Exercise requirements:
Write out all the data again, exactly as it stands.

+++ Data extract

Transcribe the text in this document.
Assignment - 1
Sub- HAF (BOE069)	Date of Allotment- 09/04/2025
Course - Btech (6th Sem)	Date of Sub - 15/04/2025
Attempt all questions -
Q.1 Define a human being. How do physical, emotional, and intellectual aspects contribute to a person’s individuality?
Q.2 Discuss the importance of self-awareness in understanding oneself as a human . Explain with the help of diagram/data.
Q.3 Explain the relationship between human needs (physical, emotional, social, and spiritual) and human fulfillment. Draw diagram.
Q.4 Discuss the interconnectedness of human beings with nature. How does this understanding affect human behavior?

++++++

Answer below:
Transcribe the text in this document.
Assignment - 1
Sub- HAF (BOE069)	Date of Allotment- 09/04/2025
Course - Btech (6th Sem)	Date of Sub - 15/04/2025
Attempt all questions -
Q.1 Define a human being. How do physical, emotional, and intellectual aspects contribute to a person’s individuality?
Q.2 Discuss the importance of self-awareness in understanding oneself as a human . Explain with the help of diagram/data.
Q.3 Explain the relationship between human needs (physical, emotional, social, and spiritual) and human fulfillment. Draw diagram.
Q.4 Discuss the interconnectedness of human beings with nature. How does this understanding affect human behavior?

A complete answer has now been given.